- Brano citato
+ + + +

Valutare il profilo di tossicità della radioterapia stereotassica del cancro alla prostata (SBRT) in 3 frazioni è possibile. L’importante risultato emerge da uno studio clinico italiano di radioterapia stereotassica ideato e coordinato dall’IRCCS Istituto Tumori Regina Elena (IRE) e recentemente pubblicato sulla rivista americana “International Journal Radiation Oncology Biology Physics”. Il vantaggio delle poche sedute si riflette soprattutto in termini di qualità di vita del paziente: l’intero ciclo di trattamento si effettua in una sola settimana, contro le 8 settimane del passato.
Negli uomini il tumore alla prostata rimane la neoplasia più frequente: 36.074 sono i nuovi casi diagnosticati solo nel 2020. La neoplasia, spiega insalutenews.it, colpisce soprattutto i 50-69enni e gli ultra 70enni, anche se negli ultimi anni si registra un aumento della incidenza, del 3,4% medio annuo, anche negli uomini sotto i 50 anni di età.
All’Istituto Tumori Regina Elena di Roma, l’approccio di cura radiante stereotassico è offerto per una gran varietà di tumori ed in particolare per quello della prostata, in 3 o al massimo 4 sedute.
“Abbiamo dimostrato – spiega Giuseppe Sanguineti, direttore della unità clinica di Radioterapia, come riporta insalutenews.it, – che il trattamento radiante in sole tre sedute è efficace e bene sopportato in termini di effetti collaterali sulla vescica e sul retto. Con questi ritmi saremo in grado di prendere in carico e curare un maggiore numero di pazienti. Inoltre, è possibile somministrare dosi di radiazioni maggiore per ogni seduta, che potrebbero avere un’efficacia biologica superiore rispetto al trattamento tradizionale”.
Il lavoro è ora entrato in una seconda fase in cui è possibile analizzare l’efficacia della tecnica radioterapica a lungo termine. Ad oggi l’arruolamento dei 150 pazienti è quasi completato.

+ + + +

- I dati
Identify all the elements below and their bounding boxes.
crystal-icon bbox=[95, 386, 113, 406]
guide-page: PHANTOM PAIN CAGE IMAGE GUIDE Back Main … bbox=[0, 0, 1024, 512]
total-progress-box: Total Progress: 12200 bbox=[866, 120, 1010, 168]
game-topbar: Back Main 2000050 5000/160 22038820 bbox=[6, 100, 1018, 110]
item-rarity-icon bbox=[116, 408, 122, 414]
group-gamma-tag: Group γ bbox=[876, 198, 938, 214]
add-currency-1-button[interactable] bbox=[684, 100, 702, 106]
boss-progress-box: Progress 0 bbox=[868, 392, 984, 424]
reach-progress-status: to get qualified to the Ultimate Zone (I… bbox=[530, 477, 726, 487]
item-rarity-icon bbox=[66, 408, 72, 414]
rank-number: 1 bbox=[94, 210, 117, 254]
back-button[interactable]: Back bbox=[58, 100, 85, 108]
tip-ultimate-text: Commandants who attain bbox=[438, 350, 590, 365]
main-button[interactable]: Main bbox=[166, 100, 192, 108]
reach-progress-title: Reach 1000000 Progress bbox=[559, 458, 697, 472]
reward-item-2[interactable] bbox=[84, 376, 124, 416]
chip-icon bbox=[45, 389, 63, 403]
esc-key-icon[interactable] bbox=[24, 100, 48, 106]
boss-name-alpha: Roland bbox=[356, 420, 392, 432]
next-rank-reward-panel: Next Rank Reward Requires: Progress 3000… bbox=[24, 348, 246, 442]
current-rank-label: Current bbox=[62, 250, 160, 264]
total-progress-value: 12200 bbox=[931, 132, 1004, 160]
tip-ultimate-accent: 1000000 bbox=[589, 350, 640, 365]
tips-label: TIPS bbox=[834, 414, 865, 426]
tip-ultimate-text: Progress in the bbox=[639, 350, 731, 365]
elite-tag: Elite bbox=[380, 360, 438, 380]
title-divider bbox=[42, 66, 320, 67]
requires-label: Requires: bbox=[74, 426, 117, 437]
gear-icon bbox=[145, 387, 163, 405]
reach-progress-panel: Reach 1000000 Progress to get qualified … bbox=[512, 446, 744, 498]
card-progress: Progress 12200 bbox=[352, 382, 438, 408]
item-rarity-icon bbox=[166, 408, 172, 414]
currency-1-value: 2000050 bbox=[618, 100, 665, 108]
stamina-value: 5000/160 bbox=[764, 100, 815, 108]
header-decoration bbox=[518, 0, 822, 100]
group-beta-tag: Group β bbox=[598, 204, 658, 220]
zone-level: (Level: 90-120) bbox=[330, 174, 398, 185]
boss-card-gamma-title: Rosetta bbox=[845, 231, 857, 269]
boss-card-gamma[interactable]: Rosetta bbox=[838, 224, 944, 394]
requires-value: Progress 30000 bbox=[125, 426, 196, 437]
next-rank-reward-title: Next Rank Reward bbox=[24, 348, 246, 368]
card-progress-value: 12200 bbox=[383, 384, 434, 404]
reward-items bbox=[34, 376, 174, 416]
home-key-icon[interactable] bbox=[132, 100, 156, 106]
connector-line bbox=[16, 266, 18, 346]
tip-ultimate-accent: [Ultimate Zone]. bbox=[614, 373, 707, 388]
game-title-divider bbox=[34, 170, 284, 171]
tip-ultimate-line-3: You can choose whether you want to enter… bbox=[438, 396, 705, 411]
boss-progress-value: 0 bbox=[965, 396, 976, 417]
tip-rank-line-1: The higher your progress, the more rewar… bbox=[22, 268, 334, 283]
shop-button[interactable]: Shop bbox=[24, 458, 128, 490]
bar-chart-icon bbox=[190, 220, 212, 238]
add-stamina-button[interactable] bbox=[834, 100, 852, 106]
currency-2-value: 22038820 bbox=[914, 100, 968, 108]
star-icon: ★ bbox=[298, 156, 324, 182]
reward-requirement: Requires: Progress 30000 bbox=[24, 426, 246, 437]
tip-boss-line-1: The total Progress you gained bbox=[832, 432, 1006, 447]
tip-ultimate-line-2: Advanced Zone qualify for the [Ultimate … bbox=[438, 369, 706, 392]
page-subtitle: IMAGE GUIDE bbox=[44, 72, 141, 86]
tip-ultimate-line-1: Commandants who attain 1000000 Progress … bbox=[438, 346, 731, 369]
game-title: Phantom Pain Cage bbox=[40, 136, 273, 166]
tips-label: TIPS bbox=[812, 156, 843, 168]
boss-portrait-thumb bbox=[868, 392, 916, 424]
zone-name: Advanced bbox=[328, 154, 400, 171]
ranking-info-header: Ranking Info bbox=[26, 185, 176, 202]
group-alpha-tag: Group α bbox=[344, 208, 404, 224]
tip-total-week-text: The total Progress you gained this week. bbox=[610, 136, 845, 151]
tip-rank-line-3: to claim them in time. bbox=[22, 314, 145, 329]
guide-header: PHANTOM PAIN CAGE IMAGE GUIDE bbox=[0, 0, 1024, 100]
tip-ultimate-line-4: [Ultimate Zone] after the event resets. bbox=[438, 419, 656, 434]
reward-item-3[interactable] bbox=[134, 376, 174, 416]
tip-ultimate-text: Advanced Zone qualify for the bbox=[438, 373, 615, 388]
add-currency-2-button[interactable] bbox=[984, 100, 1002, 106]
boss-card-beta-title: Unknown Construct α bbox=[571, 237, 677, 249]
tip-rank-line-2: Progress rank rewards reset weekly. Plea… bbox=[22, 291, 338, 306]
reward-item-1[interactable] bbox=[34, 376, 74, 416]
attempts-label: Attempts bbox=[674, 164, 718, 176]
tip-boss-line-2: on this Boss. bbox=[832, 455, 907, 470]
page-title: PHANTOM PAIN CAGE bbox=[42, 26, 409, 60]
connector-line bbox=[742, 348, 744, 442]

+ + + +

- Prova tu
Ricopia parola per parola dal testo sulla radioterapia della prostata il tratto tra "Negli uomini il" e "anni di età.", compresi. Per svolgere questo esercizio i record non servono.

- Risultato dell'esercizio
Negli uomini il tumore alla prostata rimane la neoplasia più frequente: 36.074 sono i nuovi casi diagnosticati solo nel 2020. La neoplasia, spiega insalutenews.it, colpisce soprattutto i 50-69enni e gli ultra 70enni, anche se negli ultimi anni si registra un aumento della incidenza, del 3,4% medio annuo, anche negli uomini sotto i 50 anni di età.